La criminalisation de l’interruption volontaire de grossesse représente une violation des droits des femmes et une mauvaise politique publique. Quelles que soit les formes juridiques qu’elle prend, les femmes cherchent à avorter illégalement, mettant en danger leur vie et leur intégrité physique. Les chiffres ne sont pas toujours fiables, puisque les avortements sont pratiqués de manière clandestine. Néanmoins, il est possible d’affirmer que l’avortement « à risque » ou clandestin est une cause majeure des décès de mères ou de femmes enceintes à travers le monde. On estime qu’au Brésil ont lieu entre 800 000 et 1,2 millions d’avortements par an, et que tous les deux jours une femme meurt des suites d’un avortement.

Au Brésil, la législation pénale de 1948 criminalise l’avortement, sauf lorsque la grossesse représente un risque pour la vie de la femme ou résulte de violences sexuelles. En 2012, la Cour Suprême Fédérale brésilienne (STF), qui joue le rôle de Cour constitutionnelle, a élargi la possibilité de recours à l’avortement pour les cas d’anencéphalie fœtale.

Le mouvement pour les droits des femmes au Brésil continue de lutter pour la décriminalisation de l’avortement, mais consacre beaucoup de son temps à résister aux revers législatifs qui menacent de rendre encore plus rares les cas d’avortements légaux.

La plupart des propositions législatives visent à durcir la législation. Mais en 2014, une idée de proposition de loi a été présentée, par le biais d’une consultation populaire sur le site électronique du Sénat fédéral, qui a récolté plus de 20 000 signatures, déclenchant ainsi une procédure officielle [1]. Cette proposition d’initiative populaire (SUG n°15/2004) a pour objectif de créer une loi réglementant la libre interruption de grossesse jusqu’aux douze premières semaines de gestation, ainsi que sa prise en charge par le système de santé publique SUS (Sistema Único de Saúde). Telle qu’elle est formulée, elle implique non seulement la décriminalisation de l’avortement, mais aussi la création d’une politique publique à même de l’encadrer.

Dans le cadre de cette proposition, une audience publique a été organisée au Sénat Fédéral en avril 2016, pour traiter de la question de l’avortement. Les partisans de la décriminalisation [2] ont mis en avant la question de l’autonomie, et l’inefficacité de la criminalisation. Ils ont avancé également le principe de la maternité choisie, les demandes contre-majoritaires (contramajoritárias [3], et des données sur la mortalité des femmes qui avortent. Ils ont demandé comment une loi et une politique publique bien pensées pourraient éviter ces morts, réduire le nombre d’avortements, et donner des moyens effectifs pour protéger les vies.

Cependant, même face à ces arguments solides, le débat sur l’avortement, dans le cadre législatif brésilien, et au Brésil plus largement, en reste à un débat pré-moderne. Le fondamentalisme conservateur ignore ces arguments et jette le blâme sur celles qui renoncent à devenir mère ou ne le souhaitent pas. L’avortement ? « Acte et rituel de sorcière » : voilà, mot pour mot, ce qu’ont dit à l’audience des gérants de maisons d’accueil pour les femmes, ou des sénateurs et des députés qui pourraient sortir tout droit d’un groupe de parlementaires médiéval. Combien de députées et sénatrices ont pris part au débat ? Aucune.

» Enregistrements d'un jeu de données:
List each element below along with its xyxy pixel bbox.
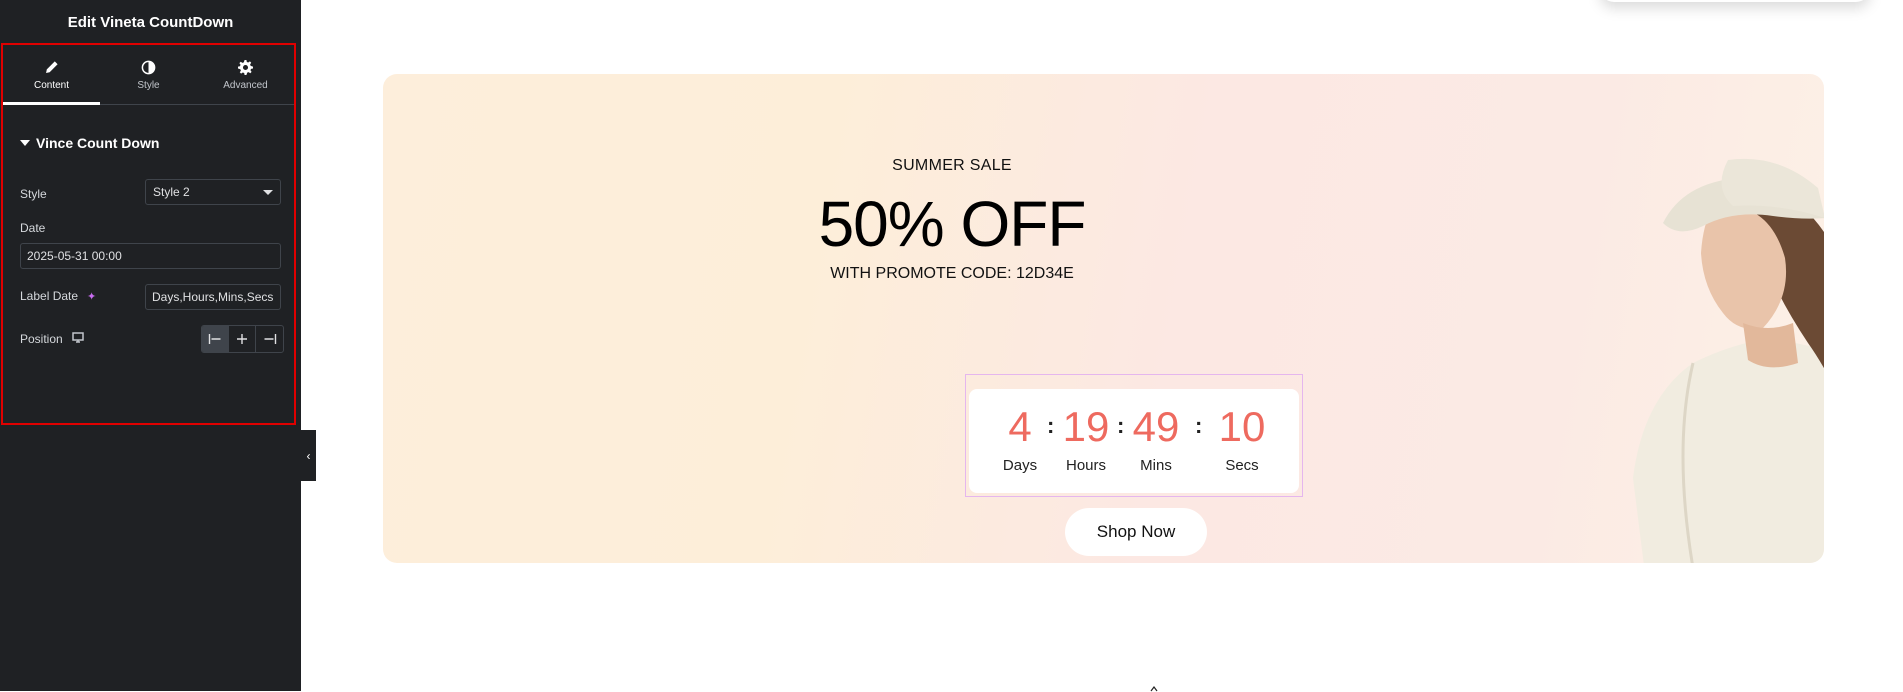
countdown-hours-value: 19: [1062, 403, 1110, 450]
sale-banner: SUMMER SALE 50% OFF WITH PROMOTE CODE: 1…: [383, 74, 1824, 563]
countdown-hours: 19 Hours: [1051, 403, 1121, 474]
banner-promo-code: WITH PROMOTE CODE: 12D34E: [830, 265, 1074, 282]
shop-now-button[interactable]: Shop Now: [1065, 508, 1207, 556]
countdown-days-value: 4: [1008, 403, 1032, 450]
page-edge-mark: [1150, 686, 1158, 692]
panel-title: Edit Vineta CountDown: [67, 13, 234, 31]
countdown-hours-label: Hours: [1065, 457, 1106, 474]
banner-headline: 50% OFF: [818, 188, 1087, 260]
countdown-days: 4 Days: [985, 403, 1055, 474]
banner-eyebrow: SUMMER SALE: [892, 157, 1012, 174]
model-photo: [1633, 158, 1824, 563]
content-highlight-box: [1, 43, 296, 425]
countdown-mins: 49 Mins: [1121, 403, 1191, 474]
collapse-panel-button[interactable]: ‹: [301, 430, 316, 481]
countdown-timer[interactable]: 4 Days : 19 Hours : 49 Mins : 10 Secs: [969, 389, 1299, 493]
countdown-mins-label: Mins: [1140, 457, 1172, 474]
countdown-secs: 10 Secs: [1207, 403, 1277, 474]
floating-toolbar-edge: [1600, 0, 1870, 2]
countdown-separator: :: [1195, 413, 1203, 438]
countdown-days-label: Days: [1002, 457, 1038, 474]
editor-panel: Edit Vineta CountDown Content Style Adva…: [0, 0, 301, 691]
countdown-mins-value: 49: [1132, 403, 1180, 450]
countdown-secs-value: 10: [1218, 403, 1266, 450]
chevron-left-icon: ‹: [306, 448, 311, 463]
countdown-secs-label: Secs: [1225, 457, 1259, 474]
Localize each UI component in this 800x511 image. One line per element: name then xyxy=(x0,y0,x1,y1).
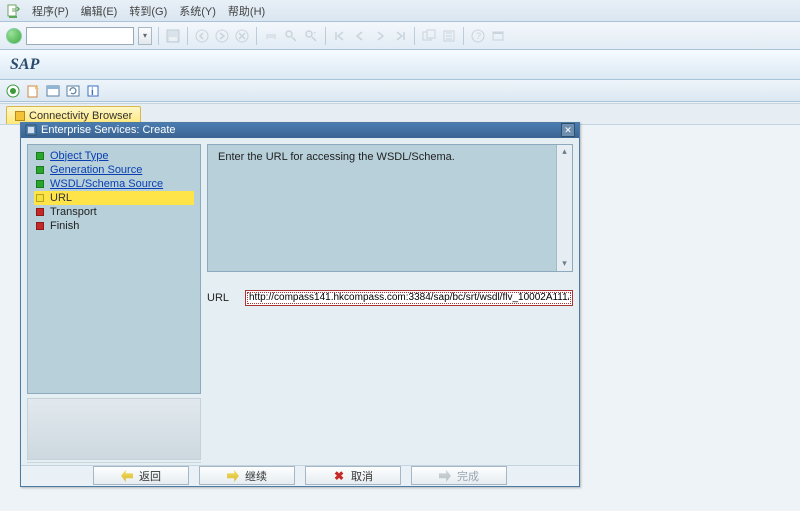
status-pending-icon xyxy=(36,222,44,230)
continue-button[interactable]: 继续 xyxy=(199,466,295,485)
step-finish: Finish xyxy=(34,219,194,233)
info-icon[interactable]: i xyxy=(86,84,100,98)
svg-text:+: + xyxy=(313,31,317,37)
connectivity-browser-label: Connectivity Browser xyxy=(29,110,132,122)
display-icon[interactable] xyxy=(46,84,60,98)
save-icon xyxy=(165,28,181,44)
instruction-scrollbar[interactable]: ▴ ▾ xyxy=(556,145,572,271)
command-dropdown-icon[interactable]: ▾ xyxy=(138,27,152,45)
command-field[interactable] xyxy=(26,27,134,45)
instruction-box: Enter the URL for accessing the WSDL/Sch… xyxy=(207,144,573,272)
print-icon xyxy=(263,28,279,44)
title-bar: SAP xyxy=(0,50,800,80)
help-icon: ? xyxy=(470,28,486,44)
scroll-up-icon[interactable]: ▴ xyxy=(557,145,573,159)
dialog-icon xyxy=(25,124,37,136)
enter-icon[interactable] xyxy=(6,28,22,44)
svg-text:?: ? xyxy=(476,31,481,41)
step-label[interactable]: WSDL/Schema Source xyxy=(50,178,163,190)
step-generation-source[interactable]: Generation Source xyxy=(34,163,194,177)
layout-icon xyxy=(490,28,506,44)
app-title: SAP xyxy=(10,56,39,74)
wizard-steps: Object Type Generation Source WSDL/Schem… xyxy=(27,144,201,394)
menu-doc-icon[interactable] xyxy=(6,4,20,18)
finish-arrow-icon xyxy=(439,470,451,482)
system-toolbar: ▾ + ? xyxy=(0,22,800,50)
generate-icon xyxy=(441,28,457,44)
first-page-icon xyxy=(332,28,348,44)
next-page-icon xyxy=(372,28,388,44)
step-label: URL xyxy=(50,192,72,204)
step-label: Finish xyxy=(50,220,79,232)
wizard-right-panel: Enter the URL for accessing the WSDL/Sch… xyxy=(201,138,579,465)
dialog-close-icon[interactable]: ✕ xyxy=(561,123,575,137)
instruction-text: Enter the URL for accessing the WSDL/Sch… xyxy=(218,151,455,163)
back-icon xyxy=(194,28,210,44)
button-label: 完成 xyxy=(457,468,479,484)
finish-button: 完成 xyxy=(411,466,507,485)
dialog-button-bar: 返回 继续 ✖ 取消 完成 xyxy=(21,465,579,486)
back-arrow-icon xyxy=(121,470,133,482)
menu-goto[interactable]: 转到(G) xyxy=(129,3,167,19)
status-pending-icon xyxy=(36,208,44,216)
back-button[interactable]: 返回 xyxy=(93,466,189,485)
wizard-thumbnail xyxy=(27,398,201,460)
url-input[interactable] xyxy=(245,290,573,306)
last-page-icon xyxy=(392,28,408,44)
menu-help[interactable]: 帮助(H) xyxy=(228,3,265,19)
refresh-icon[interactable] xyxy=(66,84,80,98)
find-icon xyxy=(283,28,299,44)
menu-edit[interactable]: 编辑(E) xyxy=(81,3,118,19)
button-label: 返回 xyxy=(139,468,161,484)
cancel-x-icon: ✖ xyxy=(333,470,345,482)
button-label: 继续 xyxy=(245,468,267,484)
status-complete-icon xyxy=(36,180,44,188)
application-toolbar: i xyxy=(0,80,800,102)
wizard-left-panel: Object Type Generation Source WSDL/Schem… xyxy=(21,138,201,465)
execute-icon[interactable] xyxy=(6,84,20,98)
connectivity-browser-icon xyxy=(15,111,25,121)
wizard-separator xyxy=(27,462,201,463)
url-row: URL xyxy=(207,290,573,306)
status-complete-icon xyxy=(36,152,44,160)
button-label: 取消 xyxy=(351,468,373,484)
step-object-type[interactable]: Object Type xyxy=(34,149,194,163)
cancel-button[interactable]: ✖ 取消 xyxy=(305,466,401,485)
prev-page-icon xyxy=(352,28,368,44)
dialog-title: Enterprise Services: Create xyxy=(41,124,176,136)
step-wsdl-schema-source[interactable]: WSDL/Schema Source xyxy=(34,177,194,191)
step-label[interactable]: Object Type xyxy=(50,150,109,162)
menu-bar: 程序(P) 编辑(E) 转到(G) 系统(Y) 帮助(H) xyxy=(0,0,800,22)
menu-system[interactable]: 系统(Y) xyxy=(179,3,216,19)
exit-icon xyxy=(214,28,230,44)
url-label: URL xyxy=(207,292,237,304)
create-icon[interactable] xyxy=(26,84,40,98)
dialog-body: Object Type Generation Source WSDL/Schem… xyxy=(21,138,579,465)
menu-program[interactable]: 程序(P) xyxy=(32,3,69,19)
svg-text:i: i xyxy=(91,87,94,98)
step-url[interactable]: URL xyxy=(34,191,194,205)
step-label: Transport xyxy=(50,206,97,218)
find-next-icon: + xyxy=(303,28,319,44)
step-transport: Transport xyxy=(34,205,194,219)
status-current-icon xyxy=(36,194,44,202)
status-complete-icon xyxy=(36,166,44,174)
new-session-icon xyxy=(421,28,437,44)
continue-arrow-icon xyxy=(227,470,239,482)
scroll-down-icon[interactable]: ▾ xyxy=(557,257,573,271)
cancel-icon xyxy=(234,28,250,44)
dialog-titlebar: Enterprise Services: Create ✕ xyxy=(21,123,579,138)
step-label[interactable]: Generation Source xyxy=(50,164,142,176)
enterprise-services-dialog: Enterprise Services: Create ✕ Object Typ… xyxy=(20,122,580,487)
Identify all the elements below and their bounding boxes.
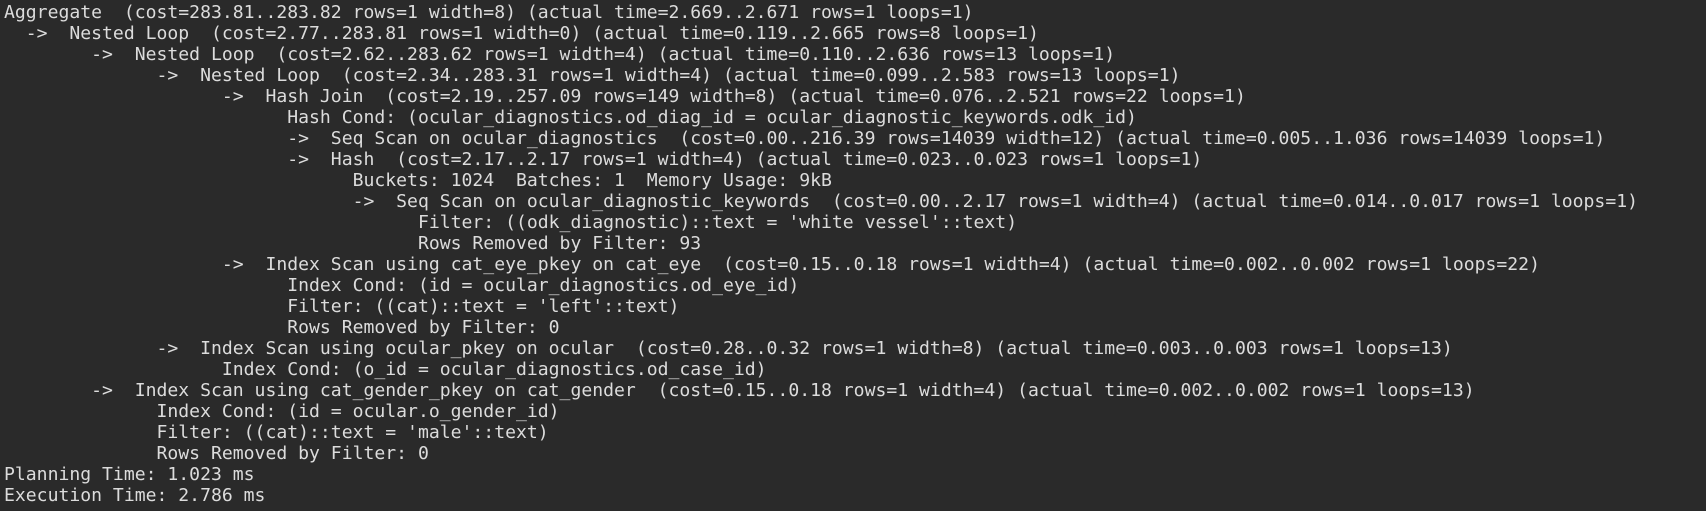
plan-index-scan-line: -> Index Scan using ocular_pkey on ocula… xyxy=(4,338,1453,359)
plan-buckets-line: Buckets: 1024 Batches: 1 Memory Usage: 9… xyxy=(4,170,832,191)
terminal-window[interactable]: Aggregate (cost=283.81..283.82 rows=1 wi… xyxy=(0,0,1706,511)
plan-index-scan-line: -> Index Scan using cat_gender_pkey on c… xyxy=(4,380,1475,401)
plan-hash-cond-line: Hash Cond: (ocular_diagnostics.od_diag_i… xyxy=(4,107,1137,128)
plan-filter-line: Filter: ((cat)::text = 'left'::text) xyxy=(4,296,680,317)
plan-seq-scan-line: -> Seq Scan on ocular_diagnostics (cost=… xyxy=(4,128,1606,149)
plan-hash-line: -> Hash (cost=2.17..2.17 rows=1 width=4)… xyxy=(4,149,1203,170)
plan-index-cond-line: Index Cond: (o_id = ocular_diagnostics.o… xyxy=(4,359,767,380)
planning-time-line: Planning Time: 1.023 ms xyxy=(4,464,255,485)
plan-seq-scan-line: -> Seq Scan on ocular_diagnostic_keyword… xyxy=(4,191,1639,212)
plan-aggregate-line: Aggregate (cost=283.81..283.82 rows=1 wi… xyxy=(4,2,974,23)
plan-rows-removed-line: Rows Removed by Filter: 0 xyxy=(4,317,560,338)
plan-nested-loop-line: -> Nested Loop (cost=2.77..283.81 rows=1… xyxy=(4,23,1039,44)
plan-rows-removed-line: Rows Removed by Filter: 0 xyxy=(4,443,429,464)
plan-rows-removed-line: Rows Removed by Filter: 93 xyxy=(4,233,702,254)
plan-index-cond-line: Index Cond: (id = ocular.o_gender_id) xyxy=(4,401,560,422)
plan-hash-join-line: -> Hash Join (cost=2.19..257.09 rows=149… xyxy=(4,86,1246,107)
plan-filter-line: Filter: ((cat)::text = 'male'::text) xyxy=(4,422,549,443)
plan-index-scan-line: -> Index Scan using cat_eye_pkey on cat_… xyxy=(4,254,1540,275)
plan-nested-loop-line: -> Nested Loop (cost=2.34..283.31 rows=1… xyxy=(4,65,1181,86)
execution-time-line: Execution Time: 2.786 ms xyxy=(4,485,266,506)
plan-index-cond-line: Index Cond: (id = ocular_diagnostics.od_… xyxy=(4,275,800,296)
plan-filter-line: Filter: ((odk_diagnostic)::text = 'white… xyxy=(4,212,1018,233)
plan-nested-loop-line: -> Nested Loop (cost=2.62..283.62 rows=1… xyxy=(4,44,1116,65)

» Consigne:
Répondez brièvement à ces questions sur le texte consacré à l'avortement au Brésil :
(a) De quelle année date la législation pénale brésilienne qui criminalise l'avortement ?
(b) Combien de signatures la proposition présentée en 2014 sur le site du Sénat fédéral a-t-elle recueillies ?
(c) Combien de députées et de sénatrices ont participé au débat lors de l'audience publique ?

» Réponse:
(a) 1948.
(b) Plus de 20 000.
(c) Aucune.